TASK STATEMENT
The data below needs to be returned exactly, line for line.

------

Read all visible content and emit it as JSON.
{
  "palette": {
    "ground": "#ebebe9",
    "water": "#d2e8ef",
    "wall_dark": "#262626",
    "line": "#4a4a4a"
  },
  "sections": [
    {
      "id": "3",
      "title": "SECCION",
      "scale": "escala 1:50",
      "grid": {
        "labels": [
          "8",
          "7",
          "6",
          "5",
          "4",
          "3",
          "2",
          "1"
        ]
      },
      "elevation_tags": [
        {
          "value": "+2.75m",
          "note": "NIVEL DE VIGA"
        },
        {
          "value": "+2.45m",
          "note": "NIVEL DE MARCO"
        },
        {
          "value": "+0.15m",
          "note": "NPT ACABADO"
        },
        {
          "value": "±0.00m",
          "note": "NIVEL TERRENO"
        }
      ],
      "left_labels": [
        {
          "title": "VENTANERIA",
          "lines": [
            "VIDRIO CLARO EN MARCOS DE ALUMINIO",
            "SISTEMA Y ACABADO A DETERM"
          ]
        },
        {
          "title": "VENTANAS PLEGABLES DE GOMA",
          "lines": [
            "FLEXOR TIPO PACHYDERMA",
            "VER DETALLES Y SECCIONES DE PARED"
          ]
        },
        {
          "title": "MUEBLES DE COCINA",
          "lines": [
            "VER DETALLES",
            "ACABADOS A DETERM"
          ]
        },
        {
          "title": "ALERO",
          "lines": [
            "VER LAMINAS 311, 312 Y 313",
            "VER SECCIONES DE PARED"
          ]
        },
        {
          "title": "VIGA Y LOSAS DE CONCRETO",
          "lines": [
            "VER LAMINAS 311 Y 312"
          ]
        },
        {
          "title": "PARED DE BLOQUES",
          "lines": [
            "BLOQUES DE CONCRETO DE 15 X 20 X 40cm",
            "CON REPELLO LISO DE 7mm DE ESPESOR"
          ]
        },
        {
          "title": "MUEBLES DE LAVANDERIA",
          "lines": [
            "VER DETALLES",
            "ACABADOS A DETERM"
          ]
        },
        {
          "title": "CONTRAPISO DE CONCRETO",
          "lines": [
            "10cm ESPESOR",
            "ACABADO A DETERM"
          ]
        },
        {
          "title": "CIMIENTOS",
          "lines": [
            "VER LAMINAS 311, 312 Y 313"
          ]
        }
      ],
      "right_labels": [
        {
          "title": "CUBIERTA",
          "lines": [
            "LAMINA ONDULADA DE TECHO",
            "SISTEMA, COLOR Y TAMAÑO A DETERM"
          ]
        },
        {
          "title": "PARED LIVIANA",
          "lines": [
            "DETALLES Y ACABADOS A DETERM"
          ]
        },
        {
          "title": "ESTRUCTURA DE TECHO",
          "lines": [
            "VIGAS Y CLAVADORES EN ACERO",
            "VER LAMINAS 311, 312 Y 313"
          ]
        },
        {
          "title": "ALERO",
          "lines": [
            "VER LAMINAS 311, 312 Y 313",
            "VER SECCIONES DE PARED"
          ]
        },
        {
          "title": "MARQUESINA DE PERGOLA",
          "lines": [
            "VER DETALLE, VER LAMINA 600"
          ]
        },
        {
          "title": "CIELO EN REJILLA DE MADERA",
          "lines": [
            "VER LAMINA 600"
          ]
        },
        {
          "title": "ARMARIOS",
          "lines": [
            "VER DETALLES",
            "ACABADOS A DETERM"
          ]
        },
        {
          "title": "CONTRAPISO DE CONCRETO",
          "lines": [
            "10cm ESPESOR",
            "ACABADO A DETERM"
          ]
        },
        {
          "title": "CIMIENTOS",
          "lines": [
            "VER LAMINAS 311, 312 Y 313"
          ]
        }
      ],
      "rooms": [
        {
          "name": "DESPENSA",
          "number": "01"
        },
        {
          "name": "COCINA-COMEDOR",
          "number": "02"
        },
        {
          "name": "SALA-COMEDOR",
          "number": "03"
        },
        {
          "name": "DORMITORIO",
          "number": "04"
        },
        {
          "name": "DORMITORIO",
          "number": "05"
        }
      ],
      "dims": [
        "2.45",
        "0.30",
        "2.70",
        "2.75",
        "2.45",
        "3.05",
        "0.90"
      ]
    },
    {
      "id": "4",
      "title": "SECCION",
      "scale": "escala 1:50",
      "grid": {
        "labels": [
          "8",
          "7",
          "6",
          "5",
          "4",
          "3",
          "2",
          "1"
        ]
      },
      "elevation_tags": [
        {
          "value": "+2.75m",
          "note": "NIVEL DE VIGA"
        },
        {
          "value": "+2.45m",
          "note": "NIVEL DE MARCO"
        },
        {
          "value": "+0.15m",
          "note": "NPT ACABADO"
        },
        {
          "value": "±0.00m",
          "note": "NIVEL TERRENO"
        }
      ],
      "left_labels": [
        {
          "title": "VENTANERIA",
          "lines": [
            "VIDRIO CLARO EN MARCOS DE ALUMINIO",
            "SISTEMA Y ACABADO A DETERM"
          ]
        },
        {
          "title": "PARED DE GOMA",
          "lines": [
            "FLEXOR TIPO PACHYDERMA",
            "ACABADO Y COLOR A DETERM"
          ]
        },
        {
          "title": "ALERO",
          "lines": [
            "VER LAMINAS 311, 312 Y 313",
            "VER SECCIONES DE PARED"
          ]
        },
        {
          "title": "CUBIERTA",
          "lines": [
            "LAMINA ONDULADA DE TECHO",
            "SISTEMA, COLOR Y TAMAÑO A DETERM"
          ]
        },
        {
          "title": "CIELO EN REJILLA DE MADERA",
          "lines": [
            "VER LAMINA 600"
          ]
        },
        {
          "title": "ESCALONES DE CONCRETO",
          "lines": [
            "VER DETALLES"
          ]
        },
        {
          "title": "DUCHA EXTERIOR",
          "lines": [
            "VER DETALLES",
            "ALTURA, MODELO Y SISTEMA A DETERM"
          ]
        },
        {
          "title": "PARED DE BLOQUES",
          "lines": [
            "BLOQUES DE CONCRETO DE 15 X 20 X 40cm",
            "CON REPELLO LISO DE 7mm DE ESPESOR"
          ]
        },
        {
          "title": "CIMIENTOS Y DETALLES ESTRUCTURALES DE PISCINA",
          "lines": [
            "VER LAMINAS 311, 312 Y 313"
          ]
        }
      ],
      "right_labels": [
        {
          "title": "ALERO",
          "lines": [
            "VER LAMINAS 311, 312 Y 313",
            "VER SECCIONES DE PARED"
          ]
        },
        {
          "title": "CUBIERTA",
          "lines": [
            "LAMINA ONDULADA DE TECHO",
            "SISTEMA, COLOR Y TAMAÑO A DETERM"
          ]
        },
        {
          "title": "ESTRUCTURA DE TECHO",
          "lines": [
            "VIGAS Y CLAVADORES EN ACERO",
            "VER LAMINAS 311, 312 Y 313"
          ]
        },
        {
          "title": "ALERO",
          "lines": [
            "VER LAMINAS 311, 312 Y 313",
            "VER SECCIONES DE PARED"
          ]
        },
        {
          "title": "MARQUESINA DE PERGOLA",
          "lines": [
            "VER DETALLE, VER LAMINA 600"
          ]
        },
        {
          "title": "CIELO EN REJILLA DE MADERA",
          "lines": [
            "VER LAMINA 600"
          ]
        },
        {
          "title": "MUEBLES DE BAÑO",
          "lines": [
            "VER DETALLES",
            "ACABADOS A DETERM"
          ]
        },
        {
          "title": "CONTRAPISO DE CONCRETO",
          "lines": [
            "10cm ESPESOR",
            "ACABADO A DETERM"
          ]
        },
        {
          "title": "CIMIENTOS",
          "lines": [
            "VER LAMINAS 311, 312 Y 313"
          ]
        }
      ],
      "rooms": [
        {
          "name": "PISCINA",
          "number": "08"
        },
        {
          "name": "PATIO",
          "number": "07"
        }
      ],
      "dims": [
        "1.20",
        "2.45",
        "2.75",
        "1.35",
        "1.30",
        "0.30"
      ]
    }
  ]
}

------

RIGHT ANSWER
Read all visible content and emit it as JSON.
{
  "palette": {
    "ground": "#ebebe9",
    "water": "#d2e8ef",
    "wall_dark": "#262626",
    "line": "#4a4a4a"
  },
  "sections": [
    {
      "id": "3",
      "title": "SECCION",
      "scale": "escala 1:50",
      "grid": {
        "labels": [
          "8",
          "7",
          "6",
          "5",
          "4",
          "3",
          "2",
          "1"
        ]
      },
      "elevation_tags": [
        {
          "value": "+2.75m",
          "note": "NIVEL DE VIGA"
        },
        {
          "value": "+2.45m",
          "note": "NIVEL DE MARCO"
        },
        {
          "value": "+0.15m",
          "note": "NPT ACABADO"
        },
        {
          "value": "±0.00m",
          "note": "NIVEL TERRENO"
        }
      ],
      "left_labels": [
        {
          "title": "VENTANERIA",
          "lines": [
            "VIDRIO CLARO EN MARCOS DE ALUMINIO",
            "SISTEMA Y ACABADO A DETERM"
          ]
        },
        {
          "title": "VENTANAS PLEGABLES DE GOMA",
          "lines": [
            "FLEXOR TIPO PACHYDERMA",
            "VER DETALLES Y SECCIONES DE PARED"
          ]
        },
        {
          "title": "MUEBLES DE COCINA",
          "lines": [
            "VER DETALLES",
            "ACABADOS A DETERM"
          ]
        },
        {
          "title": "ALERO",
          "lines": [
            "VER LAMINAS 311, 312 Y 313",
            "VER SECCIONES DE PARED"
          ]
        },
        {
          "title": "VIGA Y LOSAS DE CONCRETO",
          "lines": [
            "VER LAMINAS 311 Y 312"
          ]
        },
        {
          "title": "PARED DE BLOQUES",
          "lines": [
            "BLOQUES DE CONCRETO DE 15 X 20 X 40cm",
            "CON REPELLO LISO DE 7mm DE ESPESOR"
          ]
        },
        {
          "title": "MUEBLES DE LAVANDERIA",
          "lines": [
            "VER DETALLES",
            "ACABADOS A DETERM"
          ]
        },
        {
          "title": "CONTRAPISO DE CONCRETO",
          "lines": [
            "10cm ESPESOR",
            "ACABADO A DETERM"
          ]
        },
        {
          "title": "CIMIENTOS",
          "lines": [
            "VER LAMINAS 311, 312 Y 313"
          ]
        }
      ],
      "right_labels": [
        {
          "title": "CUBIERTA",
          "lines": [
            "LAMINA ONDULADA DE TECHO",
            "SISTEMA, COLOR Y TAMAÑO A DETERM"
          ]
        },
        {
          "title": "PARED LIVIANA",
          "lines": [
            "DETALLES Y ACABADOS A DETERM"
          ]
        },
        {
          "title": "ESTRUCTURA DE TECHO",
          "lines": [
            "VIGAS Y CLAVADORES EN ACERO",
            "VER LAMINAS 311, 312 Y 313"
          ]
        },
        {
          "title": "ALERO",
          "lines": [
            "VER LAMINAS 311, 312 Y 313",
            "VER SECCIONES DE PARED"
          ]
        },
        {
          "title": "MARQUESINA DE PERGOLA",
          "lines": [
            "VER DETALLE, VER LAMINA 600"
          ]
        },
        {
          "title": "CIELO EN REJILLA DE MADERA",
          "lines": [
            "VER LAMINA 600"
          ]
        },
        {
          "title": "ARMARIOS",
          "lines": [
            "VER DETALLES",
            "ACABADOS A DETERM"
          ]
        },
        {
          "title": "CONTRAPISO DE CONCRETO",
          "lines": [
            "10cm ESPESOR",
            "ACABADO A DETERM"
          ]
        },
        {
          "title": "CIMIENTOS",
          "lines": [
            "VER LAMINAS 311, 312 Y 313"
          ]
        }
      ],
      "rooms": [
        {
          "name": "DESPENSA",
          "number": "01"
        },
        {
          "name": "COCINA-COMEDOR",
          "number": "02"
        },
        {
          "name": "SALA-COMEDOR",
          "number": "03"
        },
        {
          "name": "DORMITORIO",
          "number": "04"
        },
        {
          "name": "DORMITORIO",
          "number": "05"
        }
      ],
      "dims": [
        "2.45",
        "0.30",
        "2.70",
        "2.75",
        "2.45",
        "3.05",
        "0.90"
      ]
    },
    {
      "id": "4",
      "title": "SECCION",
      "scale": "escala 1:50",
      "grid": {
        "labels": [
          "8",
          "7",
          "6",
          "5",
          "4",
          "3",
          "2",
          "1"
        ]
      },
      "elevation_tags": [
        {
          "value": "+2.75m",
          "note": "NIVEL DE VIGA"
        },
        {
          "value": "+2.45m",
          "note": "NIVEL DE MARCO"
        },
        {
          "value": "+0.15m",
          "note": "NPT ACABADO"
        },
        {
          "value": "±0.00m",
          "note": "NIVEL TERRENO"
        }
      ],
      "left_labels": [
        {
          "title": "VENTANERIA",
          "lines": [
            "VIDRIO CLARO EN MARCOS DE ALUMINIO",
            "SISTEMA Y ACABADO A DETERM"
          ]
        },
        {
          "title": "PARED DE GOMA",
          "lines": [
            "FLEXOR TIPO PACHYDERMA",
            "ACABADO Y COLOR A DETERM"
          ]
        },
        {
          "title": "ALERO",
          "lines": [
            "VER LAMINAS 311, 312 Y 313",
            "VER SECCIONES DE PARED"
          ]
        },
        {
          "title": "CUBIERTA",
          "lines": [
            "LAMINA ONDULADA DE TECHO",
            "SISTEMA, COLOR Y TAMAÑO A DETERM"
          ]
        },
        {
          "title": "CIELO EN REJILLA DE MADERA",
          "lines": [
            "VER LAMINA 600"
          ]
        },
        {
          "title": "ESCALONES DE CONCRETO",
          "lines": [
            "VER DETALLES"
          ]
        },
        {
          "title": "DUCHA EXTERIOR",
          "lines": [
            "VER DETALLES",
            "ALTURA, MODELO Y SISTEMA A DETERM"
          ]
        },
        {
          "title": "PARED DE BLOQUES",
          "lines": [
            "BLOQUES DE CONCRETO DE 15 X 20 X 40cm",
            "CON REPELLO LISO DE 7mm DE ESPESOR"
          ]
        },
        {
          "title": "CIMIENTOS Y DETALLES ESTRUCTURALES DE PISCINA",
          "lines": [
            "VER LAMINAS 311, 312 Y 313"
          ]
        }
      ],
      "right_labels": [
        {
          "title": "ALERO",
          "lines": [
            "VER LAMINAS 311, 312 Y 313",
            "VER SECCIONES DE PARED"
          ]
        },
        {
          "title": "CUBIERTA",
          "lines": [
            "LAMINA ONDULADA DE TECHO",
            "SISTEMA, COLOR Y TAMAÑO A DETERM"
          ]
        },
        {
          "title": "ESTRUCTURA DE TECHO",
          "lines": [
            "VIGAS Y CLAVADORES EN ACERO",
            "VER LAMINAS 311, 312 Y 313"
          ]
        },
        {
          "title": "ALERO",
          "lines": [
            "VER LAMINAS 311, 312 Y 313",
            "VER SECCIONES DE PARED"
          ]
        },
        {
          "title": "MARQUESINA DE PERGOLA",
          "lines": [
            "VER DETALLE, VER LAMINA 600"
          ]
        },
        {
          "title": "CIELO EN REJILLA DE MADERA",
          "lines": [
            "VER LAMINA 600"
          ]
        },
        {
          "title": "MUEBLES DE BAÑO",
          "lines": [
            "VER DETALLES",
            "ACABADOS A DETERM"
          ]
        },
        {
          "title": "CONTRAPISO DE CONCRETO",
          "lines": [
            "10cm ESPESOR",
            "ACABADO A DETERM"
          ]
        },
        {
          "title": "CIMIENTOS",
          "lines": [
            "VER LAMINAS 311, 312 Y 313"
          ]
        }
      ],
      "rooms": [
        {
          "name": "PISCINA",
          "number": "08"
        },
        {
          "name": "PATIO",
          "number": "07"
        }
      ],
      "dims": [
        "1.20",
        "2.45",
        "2.75",
        "1.35",
        "1.30",
        "0.30"
      ]
    }
  ]
}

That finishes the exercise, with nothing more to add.